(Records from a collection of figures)
++++++

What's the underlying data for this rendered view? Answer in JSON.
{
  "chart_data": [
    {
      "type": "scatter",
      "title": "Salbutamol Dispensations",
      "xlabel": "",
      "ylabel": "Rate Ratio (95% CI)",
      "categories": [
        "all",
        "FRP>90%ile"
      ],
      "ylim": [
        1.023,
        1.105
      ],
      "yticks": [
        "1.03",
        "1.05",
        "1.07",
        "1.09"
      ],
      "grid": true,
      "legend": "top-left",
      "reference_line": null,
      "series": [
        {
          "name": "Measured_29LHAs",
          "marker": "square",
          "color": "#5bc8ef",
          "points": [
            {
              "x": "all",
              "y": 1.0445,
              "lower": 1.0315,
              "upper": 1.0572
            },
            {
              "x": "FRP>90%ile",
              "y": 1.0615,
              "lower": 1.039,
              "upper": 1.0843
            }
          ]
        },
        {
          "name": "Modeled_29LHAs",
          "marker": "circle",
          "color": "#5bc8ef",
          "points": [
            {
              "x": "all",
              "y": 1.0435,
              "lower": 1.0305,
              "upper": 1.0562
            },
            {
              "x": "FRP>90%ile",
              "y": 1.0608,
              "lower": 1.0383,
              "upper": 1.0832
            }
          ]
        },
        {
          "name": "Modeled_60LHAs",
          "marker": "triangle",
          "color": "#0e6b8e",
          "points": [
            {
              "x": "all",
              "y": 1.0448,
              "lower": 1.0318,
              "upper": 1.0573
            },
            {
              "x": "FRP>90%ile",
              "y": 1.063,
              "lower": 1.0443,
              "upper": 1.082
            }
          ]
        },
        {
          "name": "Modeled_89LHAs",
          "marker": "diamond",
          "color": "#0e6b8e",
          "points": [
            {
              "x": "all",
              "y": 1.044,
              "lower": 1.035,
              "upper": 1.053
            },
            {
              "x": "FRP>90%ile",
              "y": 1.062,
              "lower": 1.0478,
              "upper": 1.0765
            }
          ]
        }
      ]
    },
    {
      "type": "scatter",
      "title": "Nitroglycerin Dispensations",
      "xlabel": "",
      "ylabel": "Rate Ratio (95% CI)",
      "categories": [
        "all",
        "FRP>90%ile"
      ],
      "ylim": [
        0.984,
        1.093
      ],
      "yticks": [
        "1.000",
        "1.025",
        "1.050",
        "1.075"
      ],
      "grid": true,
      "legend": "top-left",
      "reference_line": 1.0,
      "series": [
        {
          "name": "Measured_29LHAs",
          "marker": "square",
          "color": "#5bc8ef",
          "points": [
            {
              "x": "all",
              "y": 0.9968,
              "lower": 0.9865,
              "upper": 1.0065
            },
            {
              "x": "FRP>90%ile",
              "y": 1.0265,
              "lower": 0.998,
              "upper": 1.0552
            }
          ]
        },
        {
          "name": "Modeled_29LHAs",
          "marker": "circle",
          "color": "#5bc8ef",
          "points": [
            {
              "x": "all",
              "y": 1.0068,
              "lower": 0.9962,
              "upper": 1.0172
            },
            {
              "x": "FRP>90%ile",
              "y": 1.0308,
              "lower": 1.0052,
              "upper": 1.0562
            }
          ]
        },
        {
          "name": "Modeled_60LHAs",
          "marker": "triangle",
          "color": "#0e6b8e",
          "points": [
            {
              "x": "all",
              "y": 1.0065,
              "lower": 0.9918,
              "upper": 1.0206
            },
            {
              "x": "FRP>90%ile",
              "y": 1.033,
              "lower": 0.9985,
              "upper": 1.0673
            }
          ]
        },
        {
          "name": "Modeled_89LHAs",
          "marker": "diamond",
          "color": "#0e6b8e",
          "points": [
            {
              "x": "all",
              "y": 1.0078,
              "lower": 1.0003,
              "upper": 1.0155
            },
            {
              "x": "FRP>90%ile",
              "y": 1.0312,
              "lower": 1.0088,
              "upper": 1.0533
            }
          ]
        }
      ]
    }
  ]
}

++++++

Could you quote the material above in full, exactly as it stands?

What's the underlying data for this rendered view? Answer in JSON.
{
  "chart_data": [
    {
      "type": "scatter",
      "title": "Salbutamol Dispensations",
      "xlabel": "",
      "ylabel": "Rate Ratio (95% CI)",
      "categories": [
        "all",
        "FRP>90%ile"
      ],
      "ylim": [
        1.023,
        1.105
      ],
      "yticks": [
        "1.03",
        "1.05",
        "1.07",
        "1.09"
      ],
      "grid": true,
      "legend": "top-left",
      "reference_line": null,
      "series": [
        {
          "name": "Measured_29LHAs",
          "marker": "square",
          "color": "#5bc8ef",
          "points": [
            {
              "x": "all",
              "y": 1.0445,
              "lower": 1.0315,
              "upper": 1.0572
            },
            {
              "x": "FRP>90%ile",
              "y": 1.0615,
              "lower": 1.039,
              "upper": 1.0843
            }
          ]
        },
        {
          "name": "Modeled_29LHAs",
          "marker": "circle",
          "color": "#5bc8ef",
          "points": [
            {
              "x": "all",
              "y": 1.0435,
              "lower": 1.0305,
              "upper": 1.0562
            },
            {
              "x": "FRP>90%ile",
              "y": 1.0608,
              "lower": 1.0383,
              "upper": 1.0832
            }
          ]
        },
        {
          "name": "Modeled_60LHAs",
          "marker": "triangle",
          "color": "#0e6b8e",
          "points": [
            {
              "x": "all",
              "y": 1.0448,
              "lower": 1.0318,
              "upper": 1.0573
            },
            {
              "x": "FRP>90%ile",
              "y": 1.063,
              "lower": 1.0443,
              "upper": 1.082
            }
          ]
        },
        {
          "name": "Modeled_89LHAs",
          "marker": "diamond",
          "color": "#0e6b8e",
          "points": [
            {
              "x": "all",
              "y": 1.044,
              "lower": 1.035,
              "upper": 1.053
            },
            {
              "x": "FRP>90%ile",
              "y": 1.062,
              "lower": 1.0478,
              "upper": 1.0765
            }
          ]
        }
      ]
    },
    {
      "type": "scatter",
      "title": "Nitroglycerin Dispensations",
      "xlabel": "",
      "ylabel": "Rate Ratio (95% CI)",
      "categories": [
        "all",
        "FRP>90%ile"
      ],
      "ylim": [
        0.984,
        1.093
      ],
      "yticks": [
        "1.000",
        "1.025",
        "1.050",
        "1.075"
      ],
      "grid": true,
      "legend": "top-left",
      "reference_line": 1.0,
      "series": [
        {
          "name": "Measured_29LHAs",
          "marker": "square",
          "color": "#5bc8ef",
          "points": [
            {
              "x": "all",
              "y": 0.9968,
              "lower": 0.9865,
              "upper": 1.0065
            },
            {
              "x": "FRP>90%ile",
              "y": 1.0265,
              "lower": 0.998,
              "upper": 1.0552
            }
          ]
        },
        {
          "name": "Modeled_29LHAs",
          "marker": "circle",
          "color": "#5bc8ef",
          "points": [
            {
              "x": "all",
              "y": 1.0068,
              "lower": 0.9962,
              "upper": 1.0172
            },
            {
              "x": "FRP>90%ile",
              "y": 1.0308,
              "lower": 1.0052,
              "upper": 1.0562
            }
          ]
        },
        {
          "name": "Modeled_60LHAs",
          "marker": "triangle",
          "color": "#0e6b8e",
          "points": [
            {
              "x": "all",
              "y": 1.0065,
              "lower": 0.9918,
              "upper": 1.0206
            },
            {
              "x": "FRP>90%ile",
              "y": 1.033,
              "lower": 0.9985,
              "upper": 1.0673
            }
          ]
        },
        {
          "name": "Modeled_89LHAs",
          "marker": "diamond",
          "color": "#0e6b8e",
          "points": [
            {
              "x": "all",
              "y": 1.0078,
              "lower": 1.0003,
              "upper": 1.0155
            },
            {
              "x": "FRP>90%ile",
              "y": 1.0312,
              "lower": 1.0088,
              "upper": 1.0533
            }
          ]
        }
      ]
    }
  ]
}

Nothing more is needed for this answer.